● Exercise instructions:
Where the word "будем" occurs in a line, return that line.

● Given data:
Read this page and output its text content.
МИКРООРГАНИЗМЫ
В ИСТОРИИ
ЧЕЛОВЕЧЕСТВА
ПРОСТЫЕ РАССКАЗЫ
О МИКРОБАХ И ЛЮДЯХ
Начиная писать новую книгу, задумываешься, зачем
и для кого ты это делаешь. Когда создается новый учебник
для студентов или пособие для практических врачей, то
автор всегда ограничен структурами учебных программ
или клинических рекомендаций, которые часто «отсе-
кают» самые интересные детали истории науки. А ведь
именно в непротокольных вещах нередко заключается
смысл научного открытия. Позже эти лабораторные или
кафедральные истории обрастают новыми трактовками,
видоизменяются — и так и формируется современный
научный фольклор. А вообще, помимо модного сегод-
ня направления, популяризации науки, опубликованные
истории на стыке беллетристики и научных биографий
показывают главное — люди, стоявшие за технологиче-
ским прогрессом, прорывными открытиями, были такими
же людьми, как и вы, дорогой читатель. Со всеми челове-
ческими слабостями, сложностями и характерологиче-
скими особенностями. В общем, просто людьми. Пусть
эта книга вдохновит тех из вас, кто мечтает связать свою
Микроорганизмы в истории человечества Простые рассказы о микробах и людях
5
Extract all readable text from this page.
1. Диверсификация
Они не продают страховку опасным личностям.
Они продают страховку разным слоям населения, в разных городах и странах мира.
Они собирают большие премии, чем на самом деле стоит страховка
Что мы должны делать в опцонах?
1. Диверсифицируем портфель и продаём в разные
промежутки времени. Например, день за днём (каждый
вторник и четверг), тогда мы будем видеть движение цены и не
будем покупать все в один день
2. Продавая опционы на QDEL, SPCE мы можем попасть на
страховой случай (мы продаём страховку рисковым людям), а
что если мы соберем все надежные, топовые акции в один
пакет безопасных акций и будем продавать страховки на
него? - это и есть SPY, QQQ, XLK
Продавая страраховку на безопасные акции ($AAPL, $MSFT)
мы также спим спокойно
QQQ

● Task answer:
вторник и четверг), тогда мы будем видеть движение цены и не
будем покупать все в один день
пакет безопасных акций и будем продавать страховки на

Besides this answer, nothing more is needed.